* **DIRECTIVE**:
Look through the records below, and copy out every line that holds the string "Deseleccionar".

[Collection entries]
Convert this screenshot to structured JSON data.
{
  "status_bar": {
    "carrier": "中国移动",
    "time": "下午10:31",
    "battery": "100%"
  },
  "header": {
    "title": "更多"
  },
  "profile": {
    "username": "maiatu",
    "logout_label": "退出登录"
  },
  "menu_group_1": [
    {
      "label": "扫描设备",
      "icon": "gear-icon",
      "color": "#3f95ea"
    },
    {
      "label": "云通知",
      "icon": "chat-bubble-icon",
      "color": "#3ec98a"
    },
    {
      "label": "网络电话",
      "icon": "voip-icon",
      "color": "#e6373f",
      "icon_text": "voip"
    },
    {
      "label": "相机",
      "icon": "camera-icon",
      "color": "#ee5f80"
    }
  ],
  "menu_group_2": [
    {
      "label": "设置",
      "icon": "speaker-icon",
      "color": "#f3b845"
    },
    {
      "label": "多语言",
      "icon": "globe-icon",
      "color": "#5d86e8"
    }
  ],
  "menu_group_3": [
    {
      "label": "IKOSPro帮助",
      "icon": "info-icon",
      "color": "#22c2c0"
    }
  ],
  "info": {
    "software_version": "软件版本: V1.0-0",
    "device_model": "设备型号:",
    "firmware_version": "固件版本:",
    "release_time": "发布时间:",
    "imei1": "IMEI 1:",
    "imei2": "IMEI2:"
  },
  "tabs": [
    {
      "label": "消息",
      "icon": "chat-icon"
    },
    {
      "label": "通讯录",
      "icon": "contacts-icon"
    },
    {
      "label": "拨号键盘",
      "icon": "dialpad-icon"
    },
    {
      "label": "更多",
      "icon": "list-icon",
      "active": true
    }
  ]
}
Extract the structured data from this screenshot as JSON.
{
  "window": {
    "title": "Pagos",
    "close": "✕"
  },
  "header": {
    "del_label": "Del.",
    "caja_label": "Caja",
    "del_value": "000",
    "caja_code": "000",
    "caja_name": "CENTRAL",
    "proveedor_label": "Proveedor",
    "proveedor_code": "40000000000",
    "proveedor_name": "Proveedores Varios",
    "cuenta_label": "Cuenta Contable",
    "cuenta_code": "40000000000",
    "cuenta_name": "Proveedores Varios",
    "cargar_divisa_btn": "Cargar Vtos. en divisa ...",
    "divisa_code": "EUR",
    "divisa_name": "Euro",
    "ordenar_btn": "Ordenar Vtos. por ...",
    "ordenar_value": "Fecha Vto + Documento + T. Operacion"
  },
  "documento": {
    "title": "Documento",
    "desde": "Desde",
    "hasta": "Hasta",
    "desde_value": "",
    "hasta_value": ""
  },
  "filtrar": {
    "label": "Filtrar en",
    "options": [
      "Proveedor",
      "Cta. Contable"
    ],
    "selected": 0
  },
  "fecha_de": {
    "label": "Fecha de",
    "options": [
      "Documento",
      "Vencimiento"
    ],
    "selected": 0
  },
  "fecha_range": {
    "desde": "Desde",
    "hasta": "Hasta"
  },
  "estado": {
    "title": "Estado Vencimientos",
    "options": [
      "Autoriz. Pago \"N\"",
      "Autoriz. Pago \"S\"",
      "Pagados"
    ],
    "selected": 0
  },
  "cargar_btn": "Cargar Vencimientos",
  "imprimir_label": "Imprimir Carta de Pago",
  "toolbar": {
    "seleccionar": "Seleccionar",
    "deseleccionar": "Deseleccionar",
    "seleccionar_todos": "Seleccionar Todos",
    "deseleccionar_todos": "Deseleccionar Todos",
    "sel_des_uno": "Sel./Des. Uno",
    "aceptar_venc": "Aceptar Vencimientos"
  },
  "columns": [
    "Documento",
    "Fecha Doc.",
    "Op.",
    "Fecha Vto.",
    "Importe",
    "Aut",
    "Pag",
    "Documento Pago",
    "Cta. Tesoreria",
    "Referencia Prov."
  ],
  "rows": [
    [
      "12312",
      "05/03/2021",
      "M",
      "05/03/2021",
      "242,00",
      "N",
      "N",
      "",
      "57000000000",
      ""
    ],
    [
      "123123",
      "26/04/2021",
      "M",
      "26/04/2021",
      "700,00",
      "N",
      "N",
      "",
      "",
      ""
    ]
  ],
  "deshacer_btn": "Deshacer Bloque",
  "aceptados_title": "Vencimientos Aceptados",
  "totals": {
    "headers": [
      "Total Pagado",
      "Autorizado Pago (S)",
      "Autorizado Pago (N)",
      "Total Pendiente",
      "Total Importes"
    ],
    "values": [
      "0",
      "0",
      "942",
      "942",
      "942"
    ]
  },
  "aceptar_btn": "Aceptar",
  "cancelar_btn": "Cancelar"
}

* **EXERCISE RESULT**:
    "deseleccionar": "Deseleccionar",
    "deseleccionar_todos": "Deseleccionar Todos",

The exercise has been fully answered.